Questo non regge. Se poni questa limitazione-discriminante fai lo stesso lavoro del signor Bush e di tutti gli imperialisti, mettendo come discrimine tra i Paesi che ti piacciono e quelli che non vanno sostenuti l'appartenenza ad una visione del mondo uguale alla tua. Oltretutto io preferisco di gran lunga pensare alla lotta di liberazione attuale (reale), per poi passare ad analizzare cosa farà la Resistenza vincitrice. Il tuo discorso potrebbe essere esteso - riprendo l'esempio di prima - al Venezuela: non è una prospettiva comunista e non stanno costruendo uno Stato modello: che fai non lo appoggi per questo? A me interessa vedere la trasformazione in atto, non quella in potenza.
La realtà? Esiste uno Stato oppressore ed una popolazione oppressa. Io sto con chi si ribella.Questa è la realtà, è l’essere….e prescindere totalmente dalle ricognizioni dialettiche sul dover essere, sul dibattito della legittimità o meno dell’esistenza, in quelle terre, dello stato israeliano.
Parli senza citare cifre. Si tratta dell'80% della popolazione palestinese. Al Fatah è arrivata a poco più del 10%. Se analizzi il voto, ti accorgi che Al Farah ha vinto solo nelle cittadine più ricche...sono i signori che si sono arricchiti con l'ANP, come dimostra la dirigenza golpista che ha continuato le "road map" con i sionisti.Abbiamo un dato che ti da ragione….Hamas è predominante tra i palestinesi, ma devi ammettere che la situazione interna non è cosi’ univoca come si vorrebbe far credere (vedi gli scontri sanguinosi Hamas-Al Fatah)…dirai che Al Fatah è made in USA (e ti posso anche seguire su questo) ma di fatto molti palestinesi l’appoggiano.
Non ci sono stati "scontri sanguinosi" tra le due organizzazioni: semmai c'è stato un tentativo di delegittimazione di Hamas, non riuscito. Hamas, poi, ha tentato anche la riconciliazione, assieme a FPLP e ad altre forze minori, ma Al Fatah non ha accettato, continuando a fare il proprio gioco collaborazionista.
Certo, ma questa tua similitudine è relativa ad un esperienza derivata dalla guerra tra Stati i quali non hanno cessato di esistere. Non capisco quali implicazioni devo trarne rispetto alla discussione sul conflitto israelo-palestinese.
Gente che si sparava addosso s'è messa seduta di fronte in un'aula del Parlamento. Questo potrebbe essere possibile in Palestina, a patto di far pagare ai responsabili dei crimini più efferati le loro giuste pene.

:: Righe fornite ::
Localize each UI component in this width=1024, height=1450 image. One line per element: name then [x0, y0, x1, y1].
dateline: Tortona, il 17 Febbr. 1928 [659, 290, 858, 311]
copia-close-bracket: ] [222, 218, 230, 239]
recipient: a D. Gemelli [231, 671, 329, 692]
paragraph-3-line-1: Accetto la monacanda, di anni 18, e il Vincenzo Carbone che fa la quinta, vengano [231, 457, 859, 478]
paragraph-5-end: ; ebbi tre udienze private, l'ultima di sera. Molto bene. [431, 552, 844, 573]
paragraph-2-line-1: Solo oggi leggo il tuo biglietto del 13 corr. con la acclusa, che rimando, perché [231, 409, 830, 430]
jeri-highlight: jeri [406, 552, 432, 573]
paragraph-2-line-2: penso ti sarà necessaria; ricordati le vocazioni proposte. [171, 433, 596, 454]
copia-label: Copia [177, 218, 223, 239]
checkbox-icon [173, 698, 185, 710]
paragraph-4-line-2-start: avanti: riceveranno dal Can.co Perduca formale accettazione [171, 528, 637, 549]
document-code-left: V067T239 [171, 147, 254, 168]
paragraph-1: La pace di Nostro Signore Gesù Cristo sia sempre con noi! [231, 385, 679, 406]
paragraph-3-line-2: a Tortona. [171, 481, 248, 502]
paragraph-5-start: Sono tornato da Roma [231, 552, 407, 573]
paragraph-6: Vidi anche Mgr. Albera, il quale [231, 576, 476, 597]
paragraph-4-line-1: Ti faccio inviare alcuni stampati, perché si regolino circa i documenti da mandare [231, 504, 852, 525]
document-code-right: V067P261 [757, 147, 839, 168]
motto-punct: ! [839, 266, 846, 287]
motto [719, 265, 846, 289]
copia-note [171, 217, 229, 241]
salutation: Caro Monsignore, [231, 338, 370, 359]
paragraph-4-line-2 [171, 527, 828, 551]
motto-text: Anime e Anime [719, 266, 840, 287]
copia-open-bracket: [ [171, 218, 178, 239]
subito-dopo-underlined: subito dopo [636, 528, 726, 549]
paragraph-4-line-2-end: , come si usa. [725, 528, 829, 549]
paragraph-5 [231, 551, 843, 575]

:: Quesito 1 ::
Rispondi a queste domande sull'estratto:
(a) A quale percentuale è arrivata Al Fatah?
(b) Con quali forze Hamas ha tentato la riconciliazione?
(c) Quale Paese viene citato come esempio di una realtà che non è una prospettiva comunista?
:: Quesito 2 ::
Ricopia fedelmente dall'estratto il passo da "Questo non regge." a "quella in potenza.".
Le righe fornite non servono in alcun modo per questo lavoro.

:: Risultato esercizio 1 ::
(a) Poco più del 10%.
(b) Con l'FPLP e con altre forze minori.
(c) Il Venezuela.

:: Risultato esercizio 2 ::
Questo non regge. Se poni questa limitazione-discriminante fai lo stesso lavoro del signor Bush e di tutti gli imperialisti, mettendo come discrimine tra i Paesi che ti piacciono e quelli che non vanno sostenuti l'appartenenza ad una visione del mondo uguale alla tua. Oltretutto io preferisco di gran lunga pensare alla lotta di liberazione attuale (reale), per poi passare ad analizzare cosa farà la Resistenza vincitrice. Il tuo discorso potrebbe essere esteso - riprendo l'esempio di prima - al Venezuela: non è una prospettiva comunista e non stanno costruendo uno Stato modello: che fai non lo appoggi per questo? A me interessa vedere la trasformazione in atto, non quella in potenza.